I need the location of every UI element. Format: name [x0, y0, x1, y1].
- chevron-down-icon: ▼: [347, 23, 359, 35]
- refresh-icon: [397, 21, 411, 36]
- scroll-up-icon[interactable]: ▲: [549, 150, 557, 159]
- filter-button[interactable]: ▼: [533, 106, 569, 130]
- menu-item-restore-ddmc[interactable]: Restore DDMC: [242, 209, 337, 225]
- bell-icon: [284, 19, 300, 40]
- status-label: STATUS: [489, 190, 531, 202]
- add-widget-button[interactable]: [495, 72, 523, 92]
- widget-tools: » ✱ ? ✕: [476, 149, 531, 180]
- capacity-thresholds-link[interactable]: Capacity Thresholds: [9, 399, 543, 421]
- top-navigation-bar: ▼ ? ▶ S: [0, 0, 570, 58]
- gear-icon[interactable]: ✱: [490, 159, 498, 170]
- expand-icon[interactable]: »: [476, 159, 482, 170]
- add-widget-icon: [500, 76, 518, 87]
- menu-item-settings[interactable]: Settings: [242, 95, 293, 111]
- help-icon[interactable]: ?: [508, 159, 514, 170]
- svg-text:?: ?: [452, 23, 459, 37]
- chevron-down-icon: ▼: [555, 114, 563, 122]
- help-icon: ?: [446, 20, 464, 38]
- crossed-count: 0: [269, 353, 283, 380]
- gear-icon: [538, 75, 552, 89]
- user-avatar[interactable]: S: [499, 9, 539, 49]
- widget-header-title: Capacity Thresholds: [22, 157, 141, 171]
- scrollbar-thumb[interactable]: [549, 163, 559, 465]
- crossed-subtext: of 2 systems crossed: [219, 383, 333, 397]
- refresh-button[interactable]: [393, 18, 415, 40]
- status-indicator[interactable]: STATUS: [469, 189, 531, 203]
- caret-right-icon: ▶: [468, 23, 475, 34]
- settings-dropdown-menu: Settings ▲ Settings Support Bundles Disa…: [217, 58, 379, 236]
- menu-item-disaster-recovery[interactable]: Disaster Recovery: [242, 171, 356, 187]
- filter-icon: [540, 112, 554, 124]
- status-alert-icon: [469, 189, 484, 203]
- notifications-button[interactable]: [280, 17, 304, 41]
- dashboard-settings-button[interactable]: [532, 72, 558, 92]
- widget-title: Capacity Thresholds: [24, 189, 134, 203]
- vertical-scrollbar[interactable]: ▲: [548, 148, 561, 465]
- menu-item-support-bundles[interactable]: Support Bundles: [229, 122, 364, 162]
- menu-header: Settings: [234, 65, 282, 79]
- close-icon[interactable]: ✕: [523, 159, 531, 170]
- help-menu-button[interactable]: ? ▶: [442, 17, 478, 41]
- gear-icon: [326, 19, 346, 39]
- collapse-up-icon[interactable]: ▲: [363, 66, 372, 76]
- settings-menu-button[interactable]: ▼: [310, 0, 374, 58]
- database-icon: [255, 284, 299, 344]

* * *

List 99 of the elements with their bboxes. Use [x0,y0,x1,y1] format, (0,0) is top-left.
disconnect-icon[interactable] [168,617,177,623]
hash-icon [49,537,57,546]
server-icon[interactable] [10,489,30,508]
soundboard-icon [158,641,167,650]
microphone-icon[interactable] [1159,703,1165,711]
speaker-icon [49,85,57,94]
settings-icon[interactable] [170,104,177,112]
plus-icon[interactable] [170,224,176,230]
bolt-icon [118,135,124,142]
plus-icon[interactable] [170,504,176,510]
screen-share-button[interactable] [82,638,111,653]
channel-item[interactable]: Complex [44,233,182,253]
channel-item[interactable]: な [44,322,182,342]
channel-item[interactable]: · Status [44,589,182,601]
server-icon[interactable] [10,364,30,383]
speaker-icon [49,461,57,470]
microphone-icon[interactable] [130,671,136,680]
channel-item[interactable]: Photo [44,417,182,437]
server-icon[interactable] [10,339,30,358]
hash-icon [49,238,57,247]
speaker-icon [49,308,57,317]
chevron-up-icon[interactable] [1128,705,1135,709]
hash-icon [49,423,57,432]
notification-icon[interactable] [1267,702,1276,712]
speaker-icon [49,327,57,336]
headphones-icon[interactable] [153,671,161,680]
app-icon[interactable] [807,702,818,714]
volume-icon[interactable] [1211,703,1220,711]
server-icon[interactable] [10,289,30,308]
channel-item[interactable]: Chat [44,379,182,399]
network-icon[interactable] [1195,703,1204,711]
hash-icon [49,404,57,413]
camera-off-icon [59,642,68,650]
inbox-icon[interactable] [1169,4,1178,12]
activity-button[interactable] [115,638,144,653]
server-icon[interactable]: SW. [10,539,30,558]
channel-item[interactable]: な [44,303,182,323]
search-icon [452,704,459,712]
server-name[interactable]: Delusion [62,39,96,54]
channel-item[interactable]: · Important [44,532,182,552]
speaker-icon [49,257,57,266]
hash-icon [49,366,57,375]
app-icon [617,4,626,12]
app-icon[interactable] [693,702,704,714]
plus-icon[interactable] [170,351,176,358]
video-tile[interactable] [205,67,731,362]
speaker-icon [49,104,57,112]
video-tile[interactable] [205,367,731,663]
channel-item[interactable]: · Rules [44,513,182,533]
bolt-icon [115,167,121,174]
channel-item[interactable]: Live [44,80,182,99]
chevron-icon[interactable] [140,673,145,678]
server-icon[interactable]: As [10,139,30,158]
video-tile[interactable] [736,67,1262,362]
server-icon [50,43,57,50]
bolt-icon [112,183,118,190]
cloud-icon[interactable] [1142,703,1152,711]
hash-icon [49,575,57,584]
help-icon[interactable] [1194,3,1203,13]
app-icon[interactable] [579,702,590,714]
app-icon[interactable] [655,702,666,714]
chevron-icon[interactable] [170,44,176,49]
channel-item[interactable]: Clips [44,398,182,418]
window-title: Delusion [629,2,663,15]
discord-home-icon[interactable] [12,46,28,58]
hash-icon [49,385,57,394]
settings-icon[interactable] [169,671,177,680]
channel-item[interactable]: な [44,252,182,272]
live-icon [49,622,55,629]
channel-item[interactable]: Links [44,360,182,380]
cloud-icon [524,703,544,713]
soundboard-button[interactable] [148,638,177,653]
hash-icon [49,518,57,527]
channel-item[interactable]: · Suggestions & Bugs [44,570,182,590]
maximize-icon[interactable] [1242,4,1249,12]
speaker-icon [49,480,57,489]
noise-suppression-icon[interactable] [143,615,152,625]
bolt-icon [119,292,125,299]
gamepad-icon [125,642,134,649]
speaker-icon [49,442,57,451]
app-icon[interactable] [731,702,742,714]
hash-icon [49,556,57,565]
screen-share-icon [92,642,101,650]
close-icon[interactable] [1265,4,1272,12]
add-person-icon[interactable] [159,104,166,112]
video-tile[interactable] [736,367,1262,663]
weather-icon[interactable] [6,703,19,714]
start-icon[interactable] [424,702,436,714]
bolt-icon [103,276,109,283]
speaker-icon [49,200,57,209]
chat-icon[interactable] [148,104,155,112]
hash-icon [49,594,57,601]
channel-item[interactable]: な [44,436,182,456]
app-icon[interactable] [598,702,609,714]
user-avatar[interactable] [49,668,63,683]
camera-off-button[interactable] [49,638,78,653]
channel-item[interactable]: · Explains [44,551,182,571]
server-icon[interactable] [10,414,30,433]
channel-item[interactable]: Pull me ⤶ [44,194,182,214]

▶ _Problem requirements_: Extract the stretch of lines from the one containing "I need the location" through the one containing "- settings-menu-button[interactable]: ▼: [310, 0, 374, 58]", and repeat them exactly.

▶ _Task output_:
I need the location of every UI element. Format: name [x0, y0, x1, y1].
- chevron-down-icon: ▼: [347, 23, 359, 35]
- refresh-icon: [397, 21, 411, 36]
- scroll-up-icon[interactable]: ▲: [549, 150, 557, 159]
- filter-button[interactable]: ▼: [533, 106, 569, 130]
- menu-item-restore-ddmc[interactable]: Restore DDMC: [242, 209, 337, 225]
- bell-icon: [284, 19, 300, 40]
- status-label: STATUS: [489, 190, 531, 202]
- add-widget-button[interactable]: [495, 72, 523, 92]
- widget-tools: » ✱ ? ✕: [476, 149, 531, 180]
- capacity-thresholds-link[interactable]: Capacity Thresholds: [9, 399, 543, 421]
- top-navigation-bar: ▼ ? ▶ S: [0, 0, 570, 58]
- gear-icon[interactable]: ✱: [490, 159, 498, 170]
- expand-icon[interactable]: »: [476, 159, 482, 170]
- add-widget-icon: [500, 76, 518, 87]
- menu-item-settings[interactable]: Settings: [242, 95, 293, 111]
- help-icon[interactable]: ?: [508, 159, 514, 170]
- svg-text:?: ?: [452, 23, 459, 37]
- chevron-down-icon: ▼: [555, 114, 563, 122]
- help-icon: ?: [446, 20, 464, 38]
- crossed-count: 0: [269, 353, 283, 380]
- gear-icon: [538, 75, 552, 89]
- user-avatar[interactable]: S: [499, 9, 539, 49]
- widget-header-title: Capacity Thresholds: [22, 157, 141, 171]
- scrollbar-thumb[interactable]: [549, 163, 559, 465]
- crossed-subtext: of 2 systems crossed: [219, 383, 333, 397]
- refresh-button[interactable]: [393, 18, 415, 40]
- status-indicator[interactable]: STATUS: [469, 189, 531, 203]
- caret-right-icon: ▶: [468, 23, 475, 34]
- settings-dropdown-menu: Settings ▲ Settings Support Bundles Disa…: [217, 58, 379, 236]
- menu-item-disaster-recovery[interactable]: Disaster Recovery: [242, 171, 356, 187]
- filter-icon: [540, 112, 554, 124]
- status-alert-icon: [469, 189, 484, 203]
- notifications-button[interactable]: [280, 17, 304, 41]
- dashboard-settings-button[interactable]: [532, 72, 558, 92]
- widget-title: Capacity Thresholds: [24, 189, 134, 203]
- vertical-scrollbar[interactable]: ▲: [548, 148, 561, 465]
- menu-item-support-bundles[interactable]: Support Bundles: [229, 122, 364, 162]
- menu-header: Settings: [234, 65, 282, 79]
- close-icon[interactable]: ✕: [523, 159, 531, 170]
- help-menu-button[interactable]: ? ▶: [442, 17, 478, 41]
- gear-icon: [326, 19, 346, 39]
- collapse-up-icon[interactable]: ▲: [363, 66, 372, 76]
- settings-menu-button[interactable]: ▼: [310, 0, 374, 58]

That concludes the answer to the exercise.